[Collected data entries]
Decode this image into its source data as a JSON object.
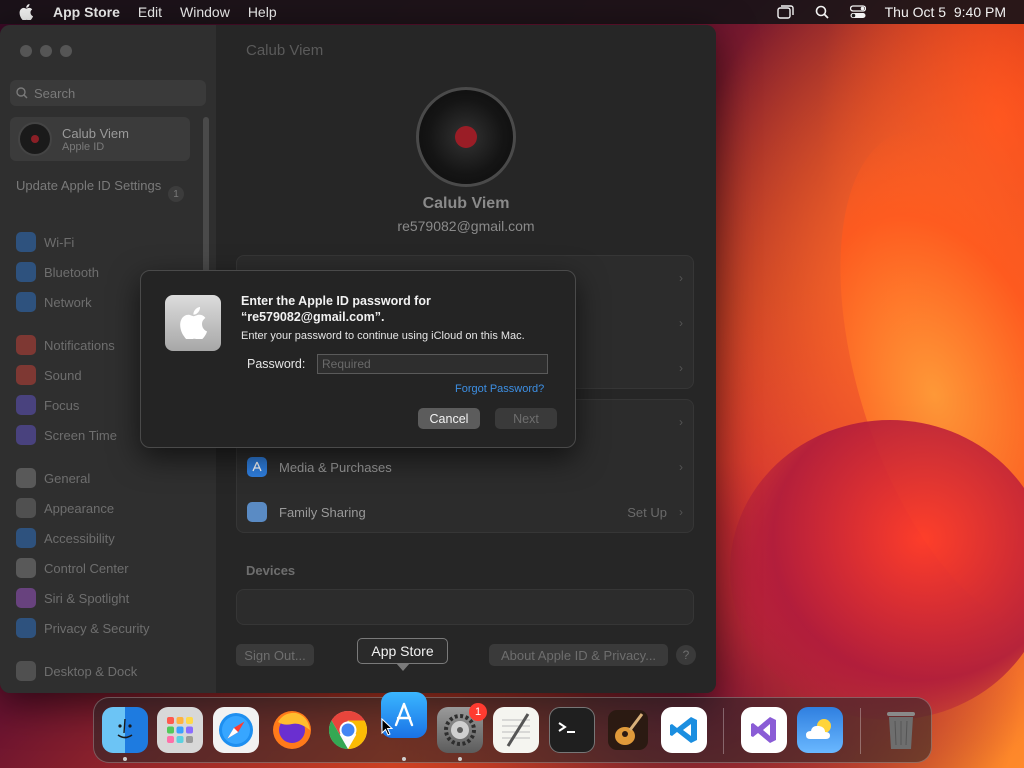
{
  "menubar": {
    "app_name": "App Store",
    "menus": [
      "Edit",
      "Window",
      "Help"
    ],
    "datetime": "Thu Oct 5  9:40 PM"
  },
  "sidebar": {
    "search_placeholder": "Search",
    "account_name": "Calub Viem",
    "account_sub": "Apple ID",
    "update_text": "Update Apple ID Settings",
    "update_badge": "1",
    "items": [
      {
        "label": "Wi-Fi",
        "color": "#2f7fe0"
      },
      {
        "label": "Bluetooth",
        "color": "#2f7fe0"
      },
      {
        "label": "Network",
        "color": "#2f7fe0"
      },
      {
        "label": "Notifications",
        "color": "#e0443a"
      },
      {
        "label": "Sound",
        "color": "#e0443a"
      },
      {
        "label": "Focus",
        "color": "#6b5ce0"
      },
      {
        "label": "Screen Time",
        "color": "#6b5ce0"
      },
      {
        "label": "General",
        "color": "#8e8e8e"
      },
      {
        "label": "Appearance",
        "color": "#3a3a3a"
      },
      {
        "label": "Accessibility",
        "color": "#2f7fe0"
      },
      {
        "label": "Control Center",
        "color": "#8e8e8e"
      },
      {
        "label": "Siri & Spotlight",
        "color": "#b05ae0"
      },
      {
        "label": "Privacy & Security",
        "color": "#2f7fe0"
      },
      {
        "label": "Desktop & Dock",
        "color": "#3a3a3a"
      }
    ]
  },
  "content": {
    "title": "Calub Viem",
    "name": "Calub Viem",
    "email": "re579082@gmail.com",
    "rows": [
      {
        "label": "Media & Purchases",
        "detail": ""
      },
      {
        "label": "Family Sharing",
        "detail": "Set Up"
      }
    ],
    "devices_title": "Devices",
    "sign_out": "Sign Out...",
    "about": "About Apple ID & Privacy...",
    "help": "?"
  },
  "dialog": {
    "title": "Enter the Apple ID password for “re579082@gmail.com”.",
    "message": "Enter your password to continue using iCloud on this Mac.",
    "password_label": "Password:",
    "password_placeholder": "Required",
    "password_value": "",
    "forgot": "Forgot Password?",
    "cancel": "Cancel",
    "next": "Next"
  },
  "tooltip": "App Store",
  "dock": {
    "apps": [
      {
        "name": "Finder",
        "icon": "finder-icon"
      },
      {
        "name": "Launchpad",
        "icon": "launchpad-icon"
      },
      {
        "name": "Safari",
        "icon": "safari-icon"
      },
      {
        "name": "Firefox",
        "icon": "firefox-icon"
      },
      {
        "name": "Chrome",
        "icon": "chrome-icon"
      },
      {
        "name": "App Store",
        "icon": "app-store-icon"
      },
      {
        "name": "System Settings",
        "icon": "system-settings-icon",
        "badge": "1"
      },
      {
        "name": "TextEdit",
        "icon": "textedit-icon"
      },
      {
        "name": "Terminal",
        "icon": "terminal-icon"
      },
      {
        "name": "GarageBand",
        "icon": "garageband-icon"
      },
      {
        "name": "Visual Studio Code",
        "icon": "vscode-icon"
      },
      {
        "name": "Visual Studio",
        "icon": "visual-studio-icon"
      },
      {
        "name": "Weather",
        "icon": "weather-icon"
      },
      {
        "name": "Trash",
        "icon": "trash-icon"
      }
    ]
  }
}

What is needed: Copy the listing exactly. Any image in it stays out of the copy.

Finished answer:
Decode this image into its source data as a JSON object.
{
  "menubar": {
    "app_name": "App Store",
    "menus": [
      "Edit",
      "Window",
      "Help"
    ],
    "datetime": "Thu Oct 5  9:40 PM"
  },
  "sidebar": {
    "search_placeholder": "Search",
    "account_name": "Calub Viem",
    "account_sub": "Apple ID",
    "update_text": "Update Apple ID Settings",
    "update_badge": "1",
    "items": [
      {
        "label": "Wi-Fi",
        "color": "#2f7fe0"
      },
      {
        "label": "Bluetooth",
        "color": "#2f7fe0"
      },
      {
        "label": "Network",
        "color": "#2f7fe0"
      },
      {
        "label": "Notifications",
        "color": "#e0443a"
      },
      {
        "label": "Sound",
        "color": "#e0443a"
      },
      {
        "label": "Focus",
        "color": "#6b5ce0"
      },
      {
        "label": "Screen Time",
        "color": "#6b5ce0"
      },
      {
        "label": "General",
        "color": "#8e8e8e"
      },
      {
        "label": "Appearance",
        "color": "#3a3a3a"
      },
      {
        "label": "Accessibility",
        "color": "#2f7fe0"
      },
      {
        "label": "Control Center",
        "color": "#8e8e8e"
      },
      {
        "label": "Siri & Spotlight",
        "color": "#b05ae0"
      },
      {
        "label": "Privacy & Security",
        "color": "#2f7fe0"
      },
      {
        "label": "Desktop & Dock",
        "color": "#3a3a3a"
      }
    ]
  },
  "content": {
    "title": "Calub Viem",
    "name": "Calub Viem",
    "email": "re579082@gmail.com",
    "rows": [
      {
        "label": "Media & Purchases",
        "detail": ""
      },
      {
        "label": "Family Sharing",
        "detail": "Set Up"
      }
    ],
    "devices_title": "Devices",
    "sign_out": "Sign Out...",
    "about": "About Apple ID & Privacy...",
    "help": "?"
  },
  "dialog": {
    "title": "Enter the Apple ID password for “re579082@gmail.com”.",
    "message": "Enter your password to continue using iCloud on this Mac.",
    "password_label": "Password:",
    "password_placeholder": "Required",
    "password_value": "",
    "forgot": "Forgot Password?",
    "cancel": "Cancel",
    "next": "Next"
  },
  "tooltip": "App Store",
  "dock": {
    "apps": [
      {
        "name": "Finder",
        "icon": "finder-icon"
      },
      {
        "name": "Launchpad",
        "icon": "launchpad-icon"
      },
      {
        "name": "Safari",
        "icon": "safari-icon"
      },
      {
        "name": "Firefox",
        "icon": "firefox-icon"
      },
      {
        "name": "Chrome",
        "icon": "chrome-icon"
      },
      {
        "name": "App Store",
        "icon": "app-store-icon"
      },
      {
        "name": "System Settings",
        "icon": "system-settings-icon",
        "badge": "1"
      },
      {
        "name": "TextEdit",
        "icon": "textedit-icon"
      },
      {
        "name": "Terminal",
        "icon": "terminal-icon"
      },
      {
        "name": "GarageBand",
        "icon": "garageband-icon"
      },
      {
        "name": "Visual Studio Code",
        "icon": "vscode-icon"
      },
      {
        "name": "Visual Studio",
        "icon": "visual-studio-icon"
      },
      {
        "name": "Weather",
        "icon": "weather-icon"
      },
      {
        "name": "Trash",
        "icon": "trash-icon"
      }
    ]
  }
}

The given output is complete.